#### EXTRAIT DU TEXTE
.....

J’appuie mon hypothèse sur ces vers de Collerye qui, au début du XVIe siècle, emploie déjà l’expression au sens figuré :

Au pied du mur je me voy sans eschelle, Plus je ne scay de quel bois faire fléchés, Faulte d’Argent m’en donne les empeches, Triste j’en suis…

Il me semble par ailleurs que le proverbe, relativement récent : « C’est au pied du mur que l’on voit le maçon », en est une forme « détournée » par plaisanterie de métier, avec un jeu de mots sur le « pied » mesure : c’est à la rapidité avec laquelle il construit un pied de mur solide et bien aligné que l’on juge de la valeur d’un maçon.

Être à la merci

Le mot « merci », qu’il est si difficile d’inculquer aux petits enfants, a une histoire curieuse. « Mercy — dit Furetière — se dit aussi en parlant de ce qui est abandonné au pouvoir, à la discrétion, à la vengeance d’autrui. Une ville prise d’assaut est à la mercy des soldats. »

.....

#### DONNÉES FOURNIES
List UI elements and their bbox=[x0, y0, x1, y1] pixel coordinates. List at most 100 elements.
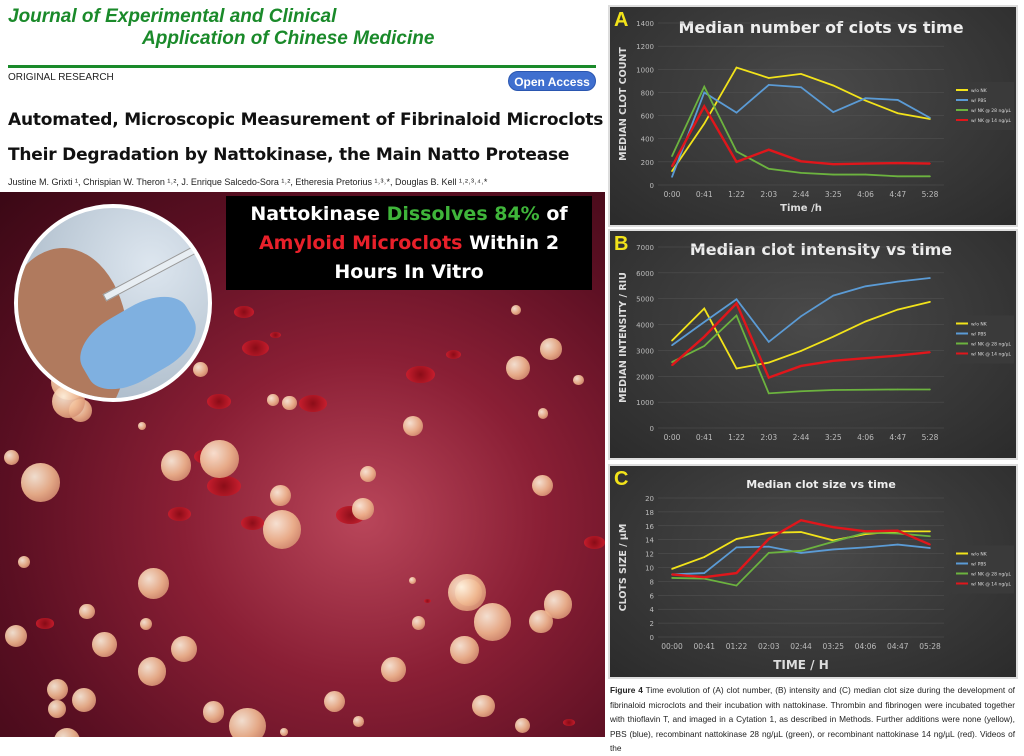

.....

#### TRAVAIL DEMANDÉ
Reproduisez à l'identique l'intégralité de l'extrait ci-dessus consacré aux expressions « au pied du mur » et « être à la merci ».

#### SOLUTION PROPOSÉE
J’appuie mon hypothèse sur ces vers de Collerye qui, au début du XVIe siècle, emploie déjà l’expression au sens figuré :

Au pied du mur je me voy sans eschelle, Plus je ne scay de quel bois faire fléchés, Faulte d’Argent m’en donne les empeches, Triste j’en suis…

Il me semble par ailleurs que le proverbe, relativement récent : « C’est au pied du mur que l’on voit le maçon », en est une forme « détournée » par plaisanterie de métier, avec un jeu de mots sur le « pied » mesure : c’est à la rapidité avec laquelle il construit un pied de mur solide et bien aligné que l’on juge de la valeur d’un maçon.

Être à la merci

Le mot « merci », qu’il est si difficile d’inculquer aux petits enfants, a une histoire curieuse. « Mercy — dit Furetière — se dit aussi en parlant de ce qui est abandonné au pouvoir, à la discrétion, à la vengeance d’autrui. Une ville prise d’assaut est à la mercy des soldats. »